[Extracted material]
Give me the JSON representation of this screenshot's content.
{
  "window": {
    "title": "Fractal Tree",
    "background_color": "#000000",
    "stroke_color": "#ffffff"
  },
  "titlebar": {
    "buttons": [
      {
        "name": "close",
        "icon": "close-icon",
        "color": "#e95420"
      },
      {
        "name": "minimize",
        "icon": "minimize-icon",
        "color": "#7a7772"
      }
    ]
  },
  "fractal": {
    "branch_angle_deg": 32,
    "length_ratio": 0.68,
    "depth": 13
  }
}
---
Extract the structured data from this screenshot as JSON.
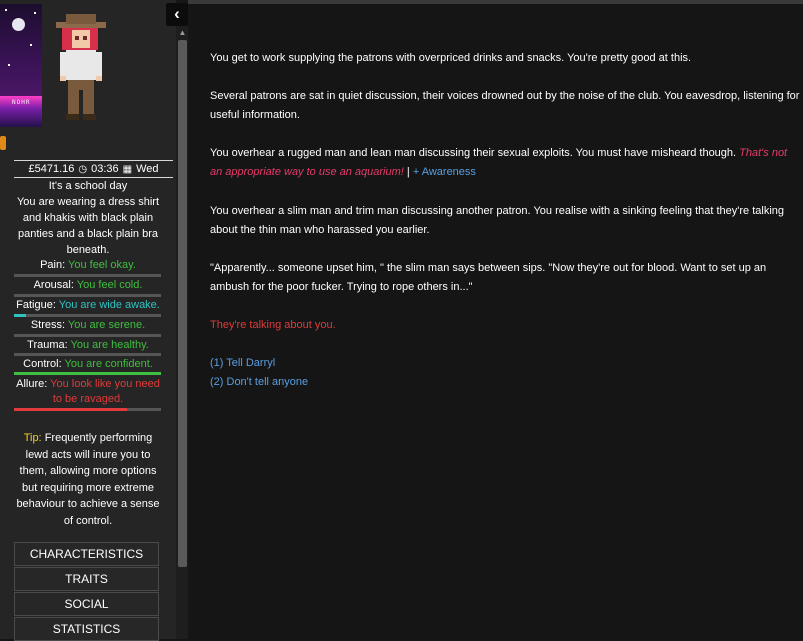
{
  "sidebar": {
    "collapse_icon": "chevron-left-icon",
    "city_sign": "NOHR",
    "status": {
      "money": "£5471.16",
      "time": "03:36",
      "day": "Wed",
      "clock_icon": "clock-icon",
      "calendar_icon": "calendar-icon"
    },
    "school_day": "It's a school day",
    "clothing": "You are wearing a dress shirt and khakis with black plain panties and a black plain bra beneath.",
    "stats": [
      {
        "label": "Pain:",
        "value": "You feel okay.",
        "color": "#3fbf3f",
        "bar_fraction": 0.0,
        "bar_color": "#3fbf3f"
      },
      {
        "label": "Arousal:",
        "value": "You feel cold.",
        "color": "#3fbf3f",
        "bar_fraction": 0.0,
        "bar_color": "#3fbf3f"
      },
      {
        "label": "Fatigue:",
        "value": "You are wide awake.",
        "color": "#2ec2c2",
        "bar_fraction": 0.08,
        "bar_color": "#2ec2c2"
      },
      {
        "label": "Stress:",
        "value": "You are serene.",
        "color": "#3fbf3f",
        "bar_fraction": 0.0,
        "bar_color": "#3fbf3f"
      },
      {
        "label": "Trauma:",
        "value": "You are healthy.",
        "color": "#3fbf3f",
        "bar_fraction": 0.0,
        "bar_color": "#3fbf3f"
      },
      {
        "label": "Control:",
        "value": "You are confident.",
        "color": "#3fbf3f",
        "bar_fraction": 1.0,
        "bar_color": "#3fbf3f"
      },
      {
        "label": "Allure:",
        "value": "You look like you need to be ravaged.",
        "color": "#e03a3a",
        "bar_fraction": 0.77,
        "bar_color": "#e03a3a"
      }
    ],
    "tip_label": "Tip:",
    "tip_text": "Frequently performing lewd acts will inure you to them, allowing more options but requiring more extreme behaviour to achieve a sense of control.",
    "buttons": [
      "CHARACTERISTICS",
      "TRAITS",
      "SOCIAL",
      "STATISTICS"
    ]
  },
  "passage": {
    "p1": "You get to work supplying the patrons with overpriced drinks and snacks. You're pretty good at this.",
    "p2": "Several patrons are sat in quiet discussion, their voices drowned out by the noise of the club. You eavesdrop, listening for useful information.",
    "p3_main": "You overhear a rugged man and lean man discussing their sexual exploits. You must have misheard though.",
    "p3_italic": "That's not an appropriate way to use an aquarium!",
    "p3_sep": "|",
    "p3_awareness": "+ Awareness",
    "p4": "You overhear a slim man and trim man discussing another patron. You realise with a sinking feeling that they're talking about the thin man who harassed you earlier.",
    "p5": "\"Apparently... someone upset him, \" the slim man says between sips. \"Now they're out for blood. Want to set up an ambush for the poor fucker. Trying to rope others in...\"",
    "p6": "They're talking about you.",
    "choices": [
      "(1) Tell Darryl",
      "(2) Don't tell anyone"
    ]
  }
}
* * *
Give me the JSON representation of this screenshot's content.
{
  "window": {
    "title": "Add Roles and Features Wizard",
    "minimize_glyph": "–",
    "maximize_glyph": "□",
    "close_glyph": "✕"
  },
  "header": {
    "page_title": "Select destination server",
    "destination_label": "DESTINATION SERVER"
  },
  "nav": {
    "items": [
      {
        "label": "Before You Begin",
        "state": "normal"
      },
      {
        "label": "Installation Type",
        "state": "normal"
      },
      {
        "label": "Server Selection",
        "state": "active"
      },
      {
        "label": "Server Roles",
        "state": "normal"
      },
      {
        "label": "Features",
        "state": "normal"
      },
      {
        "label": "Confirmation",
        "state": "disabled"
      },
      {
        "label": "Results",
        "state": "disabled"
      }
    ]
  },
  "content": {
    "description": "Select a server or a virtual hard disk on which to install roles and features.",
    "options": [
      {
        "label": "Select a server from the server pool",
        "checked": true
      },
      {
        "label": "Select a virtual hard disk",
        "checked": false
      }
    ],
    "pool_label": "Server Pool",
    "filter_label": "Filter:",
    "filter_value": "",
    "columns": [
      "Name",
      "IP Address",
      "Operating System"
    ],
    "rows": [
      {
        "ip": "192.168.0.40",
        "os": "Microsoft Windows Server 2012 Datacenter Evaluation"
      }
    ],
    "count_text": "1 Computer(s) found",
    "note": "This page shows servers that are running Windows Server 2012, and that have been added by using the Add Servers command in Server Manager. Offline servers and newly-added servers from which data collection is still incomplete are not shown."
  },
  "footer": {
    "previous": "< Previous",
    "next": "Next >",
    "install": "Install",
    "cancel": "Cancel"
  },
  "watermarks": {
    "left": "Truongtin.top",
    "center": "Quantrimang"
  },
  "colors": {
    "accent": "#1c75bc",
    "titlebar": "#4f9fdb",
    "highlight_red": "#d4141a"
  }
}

[Challenge] Copy every line in the records above that contains the word "discussing".

[Solution for this problem]
    "p3_main": "You overhear a rugged man and lean man discussing their sexual exploits. You must have misheard though.",
    "p4": "You overhear a slim man and trim man discussing another patron. You realise with a sinking feeling that they're talking about the thin man who harassed you earlier.",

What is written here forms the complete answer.